• [WHAT IS EXPECTED]
Write only the number of lines in the records beneath that hold "xlabel".
========================================================================
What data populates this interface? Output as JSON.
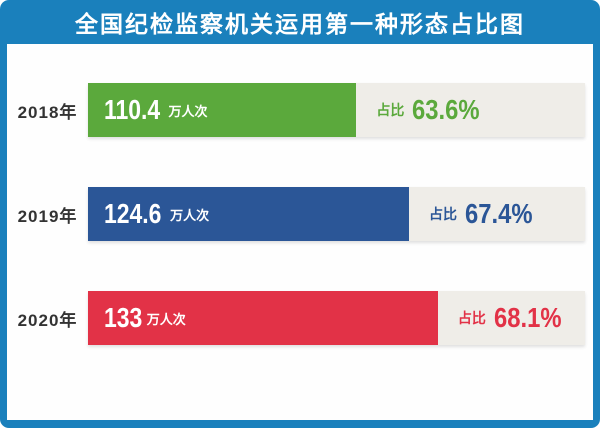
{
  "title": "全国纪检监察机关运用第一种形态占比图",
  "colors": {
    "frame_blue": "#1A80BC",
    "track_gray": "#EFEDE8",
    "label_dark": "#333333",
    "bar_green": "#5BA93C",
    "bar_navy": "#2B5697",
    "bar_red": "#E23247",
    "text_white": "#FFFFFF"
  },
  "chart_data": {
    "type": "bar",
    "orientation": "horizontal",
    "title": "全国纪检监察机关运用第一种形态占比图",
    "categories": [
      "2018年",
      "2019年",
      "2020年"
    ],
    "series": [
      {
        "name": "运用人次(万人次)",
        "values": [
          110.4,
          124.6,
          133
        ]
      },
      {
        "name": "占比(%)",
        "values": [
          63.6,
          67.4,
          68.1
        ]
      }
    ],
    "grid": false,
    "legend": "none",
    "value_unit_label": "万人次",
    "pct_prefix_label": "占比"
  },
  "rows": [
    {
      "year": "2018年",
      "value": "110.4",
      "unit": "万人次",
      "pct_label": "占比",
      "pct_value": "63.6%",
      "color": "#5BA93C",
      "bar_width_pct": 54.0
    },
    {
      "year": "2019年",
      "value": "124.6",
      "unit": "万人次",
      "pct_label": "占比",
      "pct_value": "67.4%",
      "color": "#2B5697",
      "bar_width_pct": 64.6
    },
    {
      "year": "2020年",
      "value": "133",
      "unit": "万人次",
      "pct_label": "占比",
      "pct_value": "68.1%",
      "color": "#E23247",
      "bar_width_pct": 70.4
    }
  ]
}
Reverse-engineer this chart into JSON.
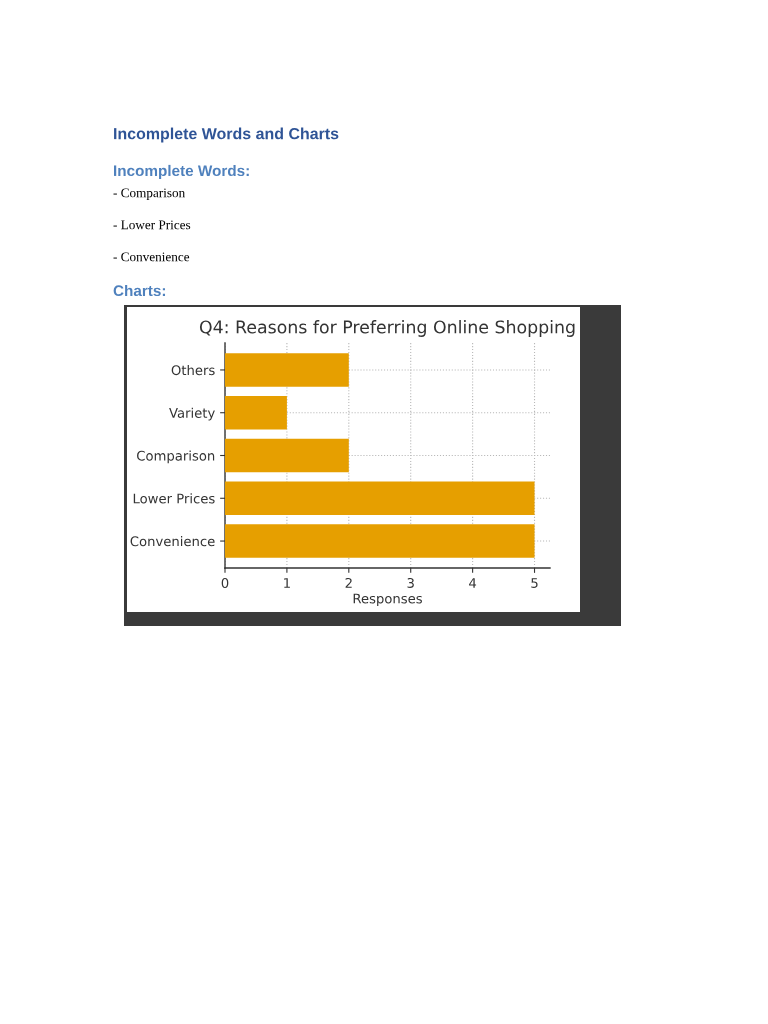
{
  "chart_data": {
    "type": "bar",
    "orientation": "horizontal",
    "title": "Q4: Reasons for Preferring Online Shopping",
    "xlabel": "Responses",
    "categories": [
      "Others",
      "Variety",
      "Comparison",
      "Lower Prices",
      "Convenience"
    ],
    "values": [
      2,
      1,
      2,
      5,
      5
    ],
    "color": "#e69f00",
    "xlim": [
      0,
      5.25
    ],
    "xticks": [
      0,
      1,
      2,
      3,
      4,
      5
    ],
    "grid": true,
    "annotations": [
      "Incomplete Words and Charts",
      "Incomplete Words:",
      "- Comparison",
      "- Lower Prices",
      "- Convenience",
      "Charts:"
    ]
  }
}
========================================================================
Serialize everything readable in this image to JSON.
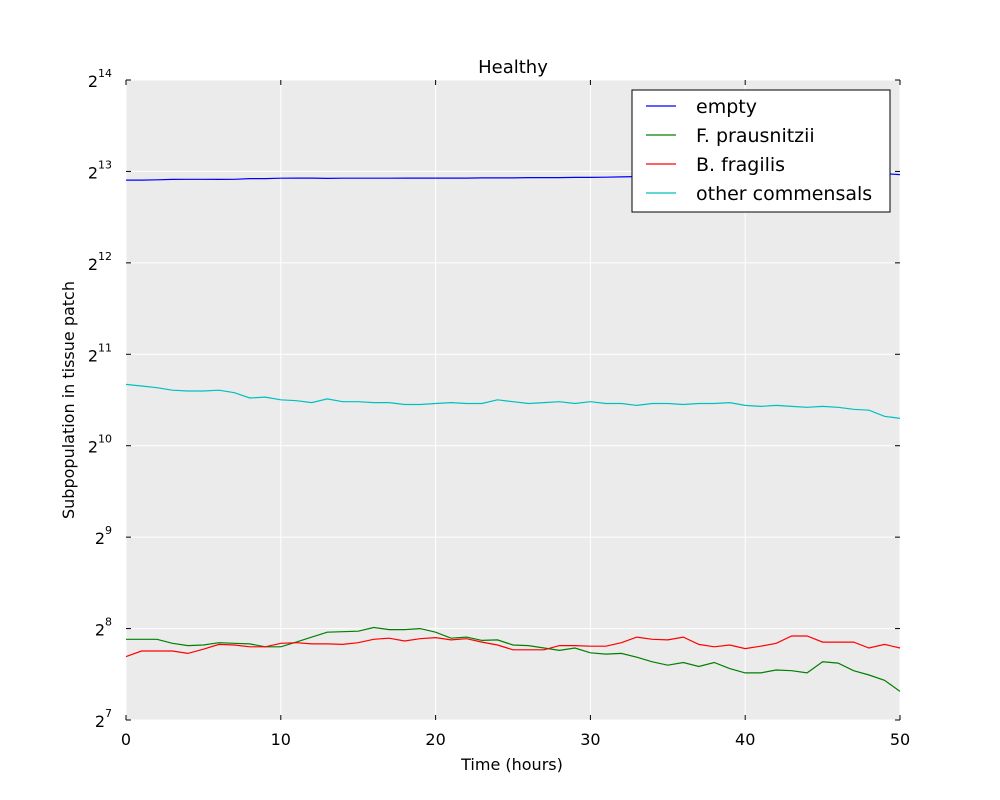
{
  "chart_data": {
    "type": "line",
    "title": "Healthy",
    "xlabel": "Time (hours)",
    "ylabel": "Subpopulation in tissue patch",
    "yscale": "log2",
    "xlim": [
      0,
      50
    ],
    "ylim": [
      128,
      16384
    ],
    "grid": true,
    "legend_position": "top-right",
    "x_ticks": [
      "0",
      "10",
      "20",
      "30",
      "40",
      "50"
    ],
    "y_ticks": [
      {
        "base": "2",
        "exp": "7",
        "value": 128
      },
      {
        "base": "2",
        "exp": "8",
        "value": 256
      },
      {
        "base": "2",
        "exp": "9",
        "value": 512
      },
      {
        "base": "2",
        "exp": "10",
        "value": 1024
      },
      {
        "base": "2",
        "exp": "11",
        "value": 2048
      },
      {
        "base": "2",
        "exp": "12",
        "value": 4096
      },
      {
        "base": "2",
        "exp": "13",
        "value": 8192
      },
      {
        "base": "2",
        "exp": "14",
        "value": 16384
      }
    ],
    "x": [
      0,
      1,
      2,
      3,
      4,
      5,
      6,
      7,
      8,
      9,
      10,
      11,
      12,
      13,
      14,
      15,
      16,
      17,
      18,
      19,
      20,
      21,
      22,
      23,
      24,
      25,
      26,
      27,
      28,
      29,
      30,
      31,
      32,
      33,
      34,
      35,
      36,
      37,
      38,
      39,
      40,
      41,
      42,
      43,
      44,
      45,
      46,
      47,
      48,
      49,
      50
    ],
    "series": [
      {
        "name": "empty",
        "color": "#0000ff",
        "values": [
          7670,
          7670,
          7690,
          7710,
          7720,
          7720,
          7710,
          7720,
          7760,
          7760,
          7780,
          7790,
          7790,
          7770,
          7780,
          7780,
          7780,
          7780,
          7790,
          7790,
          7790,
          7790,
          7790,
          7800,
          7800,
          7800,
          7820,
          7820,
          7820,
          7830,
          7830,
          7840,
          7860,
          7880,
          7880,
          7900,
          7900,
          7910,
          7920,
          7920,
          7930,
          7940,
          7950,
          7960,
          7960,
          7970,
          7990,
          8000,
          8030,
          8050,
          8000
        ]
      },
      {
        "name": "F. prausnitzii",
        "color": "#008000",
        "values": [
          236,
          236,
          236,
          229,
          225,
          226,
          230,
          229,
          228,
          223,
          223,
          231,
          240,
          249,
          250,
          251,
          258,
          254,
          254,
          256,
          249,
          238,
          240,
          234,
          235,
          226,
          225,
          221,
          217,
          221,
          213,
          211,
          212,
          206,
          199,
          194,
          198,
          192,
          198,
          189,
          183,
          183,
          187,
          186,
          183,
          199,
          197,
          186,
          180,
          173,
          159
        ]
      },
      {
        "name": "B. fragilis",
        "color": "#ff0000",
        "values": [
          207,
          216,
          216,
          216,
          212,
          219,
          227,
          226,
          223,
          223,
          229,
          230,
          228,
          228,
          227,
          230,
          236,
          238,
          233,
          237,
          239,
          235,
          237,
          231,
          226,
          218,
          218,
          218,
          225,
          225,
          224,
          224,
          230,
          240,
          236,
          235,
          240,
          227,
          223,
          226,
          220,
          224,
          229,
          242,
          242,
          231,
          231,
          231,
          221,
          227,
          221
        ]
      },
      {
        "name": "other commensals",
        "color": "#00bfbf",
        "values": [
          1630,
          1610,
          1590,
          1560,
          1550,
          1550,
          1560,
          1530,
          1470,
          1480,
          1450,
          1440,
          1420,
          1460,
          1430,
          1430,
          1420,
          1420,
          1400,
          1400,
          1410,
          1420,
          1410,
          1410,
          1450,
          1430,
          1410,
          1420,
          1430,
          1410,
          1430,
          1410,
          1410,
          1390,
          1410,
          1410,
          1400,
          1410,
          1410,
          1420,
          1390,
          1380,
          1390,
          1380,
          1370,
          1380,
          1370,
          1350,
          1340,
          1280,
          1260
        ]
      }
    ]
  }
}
========================================================================
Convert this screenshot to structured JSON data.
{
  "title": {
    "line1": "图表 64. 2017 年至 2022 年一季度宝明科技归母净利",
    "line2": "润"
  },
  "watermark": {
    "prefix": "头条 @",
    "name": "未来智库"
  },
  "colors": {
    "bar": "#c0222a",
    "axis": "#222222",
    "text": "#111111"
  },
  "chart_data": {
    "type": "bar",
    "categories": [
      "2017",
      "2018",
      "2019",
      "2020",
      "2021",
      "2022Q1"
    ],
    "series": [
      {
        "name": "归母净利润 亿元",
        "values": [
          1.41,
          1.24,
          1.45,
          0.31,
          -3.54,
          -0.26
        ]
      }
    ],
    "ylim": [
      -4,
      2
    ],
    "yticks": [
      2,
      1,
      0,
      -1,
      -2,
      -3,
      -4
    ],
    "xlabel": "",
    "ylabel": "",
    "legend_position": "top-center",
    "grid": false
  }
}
========================================================================
• [CORRECT ANSWER]
3